• _DATA TO USE_
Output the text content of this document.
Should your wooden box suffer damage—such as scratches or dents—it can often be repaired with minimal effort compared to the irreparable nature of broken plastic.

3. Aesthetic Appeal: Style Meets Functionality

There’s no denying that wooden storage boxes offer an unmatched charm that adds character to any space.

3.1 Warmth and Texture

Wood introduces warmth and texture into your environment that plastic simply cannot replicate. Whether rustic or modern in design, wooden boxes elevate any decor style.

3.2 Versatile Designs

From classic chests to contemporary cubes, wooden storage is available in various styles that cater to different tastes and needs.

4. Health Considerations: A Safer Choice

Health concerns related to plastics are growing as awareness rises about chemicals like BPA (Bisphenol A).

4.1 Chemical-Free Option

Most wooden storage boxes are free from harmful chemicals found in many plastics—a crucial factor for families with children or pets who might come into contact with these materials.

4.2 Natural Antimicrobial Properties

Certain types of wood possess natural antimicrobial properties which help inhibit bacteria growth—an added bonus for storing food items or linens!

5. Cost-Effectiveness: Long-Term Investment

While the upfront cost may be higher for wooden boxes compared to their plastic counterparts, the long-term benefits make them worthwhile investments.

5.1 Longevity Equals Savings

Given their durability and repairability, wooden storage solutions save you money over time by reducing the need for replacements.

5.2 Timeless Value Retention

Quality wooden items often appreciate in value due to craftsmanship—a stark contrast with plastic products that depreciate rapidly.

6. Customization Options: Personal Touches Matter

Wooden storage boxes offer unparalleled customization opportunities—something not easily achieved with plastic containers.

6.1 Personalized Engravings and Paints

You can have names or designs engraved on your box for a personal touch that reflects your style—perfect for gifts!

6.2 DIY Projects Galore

• _TASK TO CARRY OUT_
An unaltered copy of the listing above must form the answer.

• _FINAL ANSWER_
Output the text content of this document.
Should your wooden box suffer damage—such as scratches or dents—it can often be repaired with minimal effort compared to the irreparable nature of broken plastic.

3. Aesthetic Appeal: Style Meets Functionality

There’s no denying that wooden storage boxes offer an unmatched charm that adds character to any space.

3.1 Warmth and Texture

Wood introduces warmth and texture into your environment that plastic simply cannot replicate. Whether rustic or modern in design, wooden boxes elevate any decor style.

3.2 Versatile Designs

From classic chests to contemporary cubes, wooden storage is available in various styles that cater to different tastes and needs.

4. Health Considerations: A Safer Choice

Health concerns related to plastics are growing as awareness rises about chemicals like BPA (Bisphenol A).

4.1 Chemical-Free Option

Most wooden storage boxes are free from harmful chemicals found in many plastics—a crucial factor for families with children or pets who might come into contact with these materials.

4.2 Natural Antimicrobial Properties

Certain types of wood possess natural antimicrobial properties which help inhibit bacteria growth—an added bonus for storing food items or linens!

5. Cost-Effectiveness: Long-Term Investment

While the upfront cost may be higher for wooden boxes compared to their plastic counterparts, the long-term benefits make them worthwhile investments.

5.1 Longevity Equals Savings

Given their durability and repairability, wooden storage solutions save you money over time by reducing the need for replacements.

5.2 Timeless Value Retention

Quality wooden items often appreciate in value due to craftsmanship—a stark contrast with plastic products that depreciate rapidly.

6. Customization Options: Personal Touches Matter

Wooden storage boxes offer unparalleled customization opportunities—something not easily achieved with plastic containers.

6.1 Personalized Engravings and Paints

You can have names or designs engraved on your box for a personal touch that reflects your style—perfect for gifts!

6.2 DIY Projects Galore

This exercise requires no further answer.